**Given request**. List each line in which the string "with" appears.

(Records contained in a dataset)
[BEGIN]

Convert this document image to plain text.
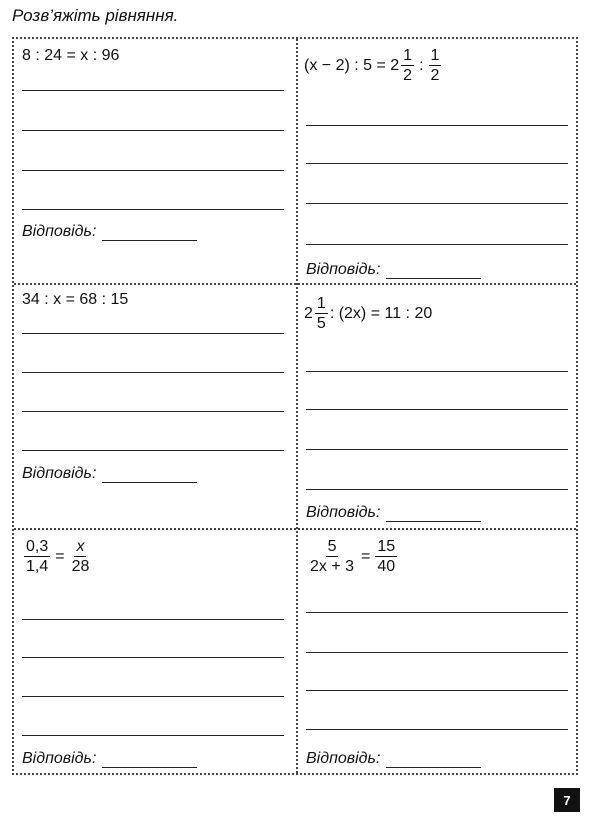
Розв’яжіть рівняння.
8 : 24 = x : 96
Відповідь:
(x − 2) : $5 = 2 \frac{1}{2}$ : $\frac{1}{2}$
Відповідь:
34 : x = 68 : 15
Відповідь:
$2 \frac{1}{5}$ : (2x) = 11 : 20
Відповідь:
$\frac{0,3}{1,4} = \frac{x}{28}$
Відповідь:
$\frac{5}{2x + 3} = \frac{15}{40}$
Відповідь:
7
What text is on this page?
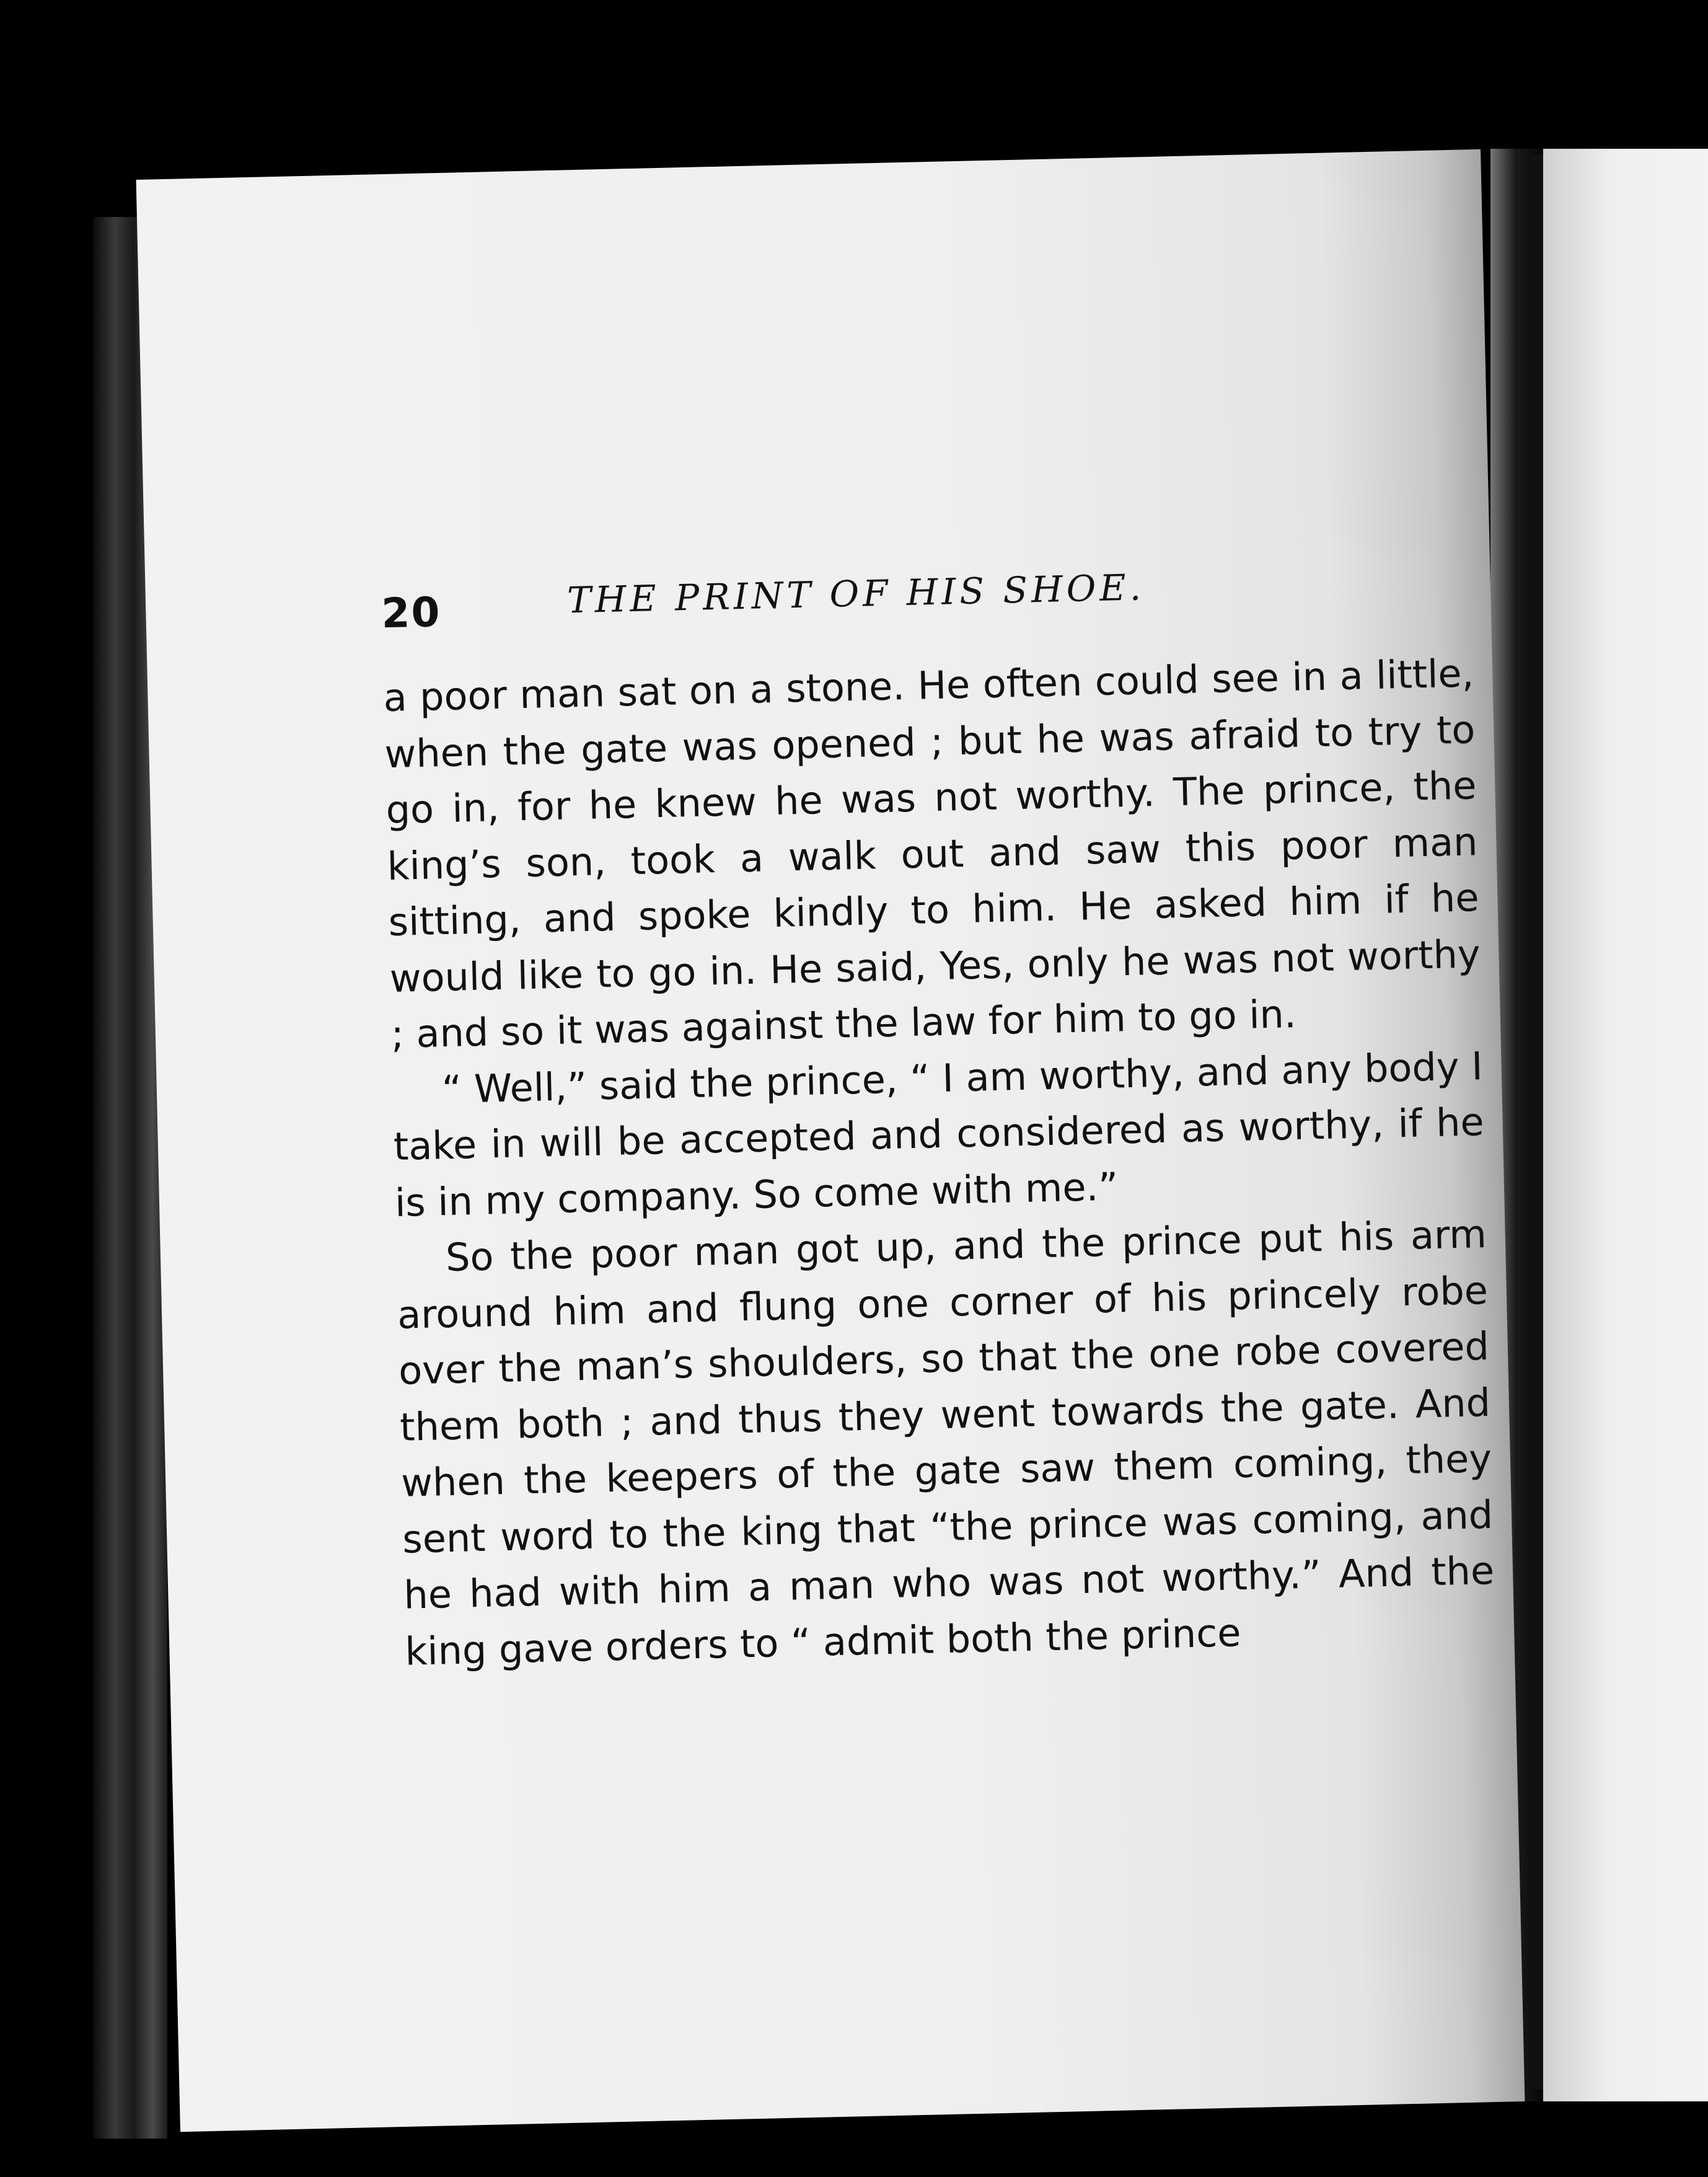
20	THE PRINT OF HIS SHOE.

a poor man sat on a stone. He often could see in a little, when the gate was opened ; but he was afraid to try to go in, for he knew he was not worthy. The prince, the king’s son, took a walk out and saw this poor man sitting, and spoke kindly to him. He asked him if he would like to go in. He said, Yes, only he was not worthy ; and so it was against the law for him to go in.

“ Well,” said the prince, “ I am worthy, and any body I take in will be accepted and considered as worthy, if he is in my company. So come with me.”

So the poor man got up, and the prince put his arm around him and flung one corner of his princely robe over the man’s shoulders, so that the one robe covered them both ; and thus they went towards the gate. And when the keepers of the gate saw them coming, they sent word to the king that “the prince was coming, and he had with him a man who was not worthy.” And the king gave orders to “ admit both the prince
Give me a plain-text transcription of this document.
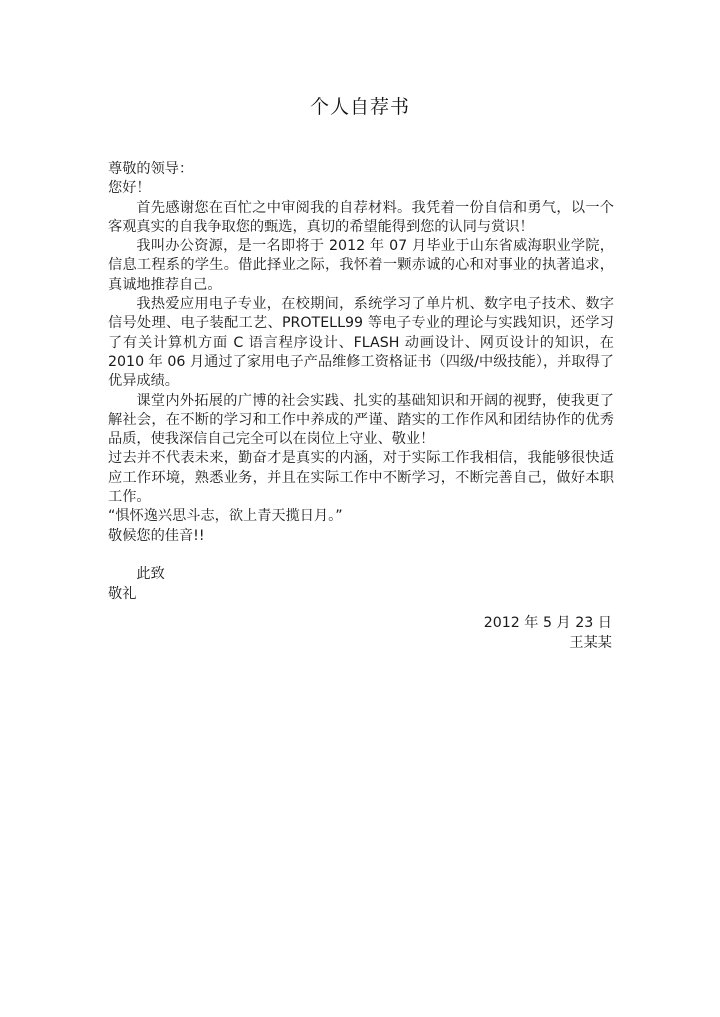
个人自荐书
尊敬的领导：
您好！
首先感谢您在百忙之中审阅我的自荐材料。我凭着一份自信和勇气，以一个客观真实的自我争取您的甄选，真切的希望能得到您的认同与赏识！
我叫办公资源，是一名即将于 2012 年 07 月毕业于山东省威海职业学院，信息工程系的学生。借此择业之际，我怀着一颗赤诚的心和对事业的执著追求，真诚地推荐自己。
我热爱应用电子专业，在校期间，系统学习了单片机、数字电子技术、数字信号处理、电子装配工艺、PROTELL99 等电子专业的理论与实践知识，还学习了有关计算机方面 C 语言程序设计、FLASH 动画设计、网页设计的知识，在 2010 年 06 月通过了家用电子产品维修工资格证书（四级/中级技能），并取得了优异成绩。
课堂内外拓展的广博的社会实践、扎实的基础知识和开阔的视野，使我更了解社会，在不断的学习和工作中养成的严谨、踏实的工作作风和团结协作的优秀品质，使我深信自己完全可以在岗位上守业、敬业！
过去并不代表未来，勤奋才是真实的内涵，对于实际工作我相信，我能够很快适应工作环境，熟悉业务，并且在实际工作中不断学习，不断完善自己，做好本职工作。
“惧怀逸兴思斗志，欲上青天揽日月。”
敬候您的佳音!!
此致
敬礼
2012 年 5 月 23 日
王某某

[END]

**Solution for this exercise**.
“ Well,” said the prince, “ I am worthy, and any body I take in will be accepted and considered as worthy, if he is in my company. So come with me.”
So the poor man got up, and the prince put his arm around him and flung one corner of his princely robe over the man’s shoulders, so that the one robe covered them both ; and thus they went towards the gate. And when the keepers of the gate saw them coming, they sent word to the king that “the prince was coming, and he had with him a man who was not worthy.” And the king gave orders to “ admit both the prince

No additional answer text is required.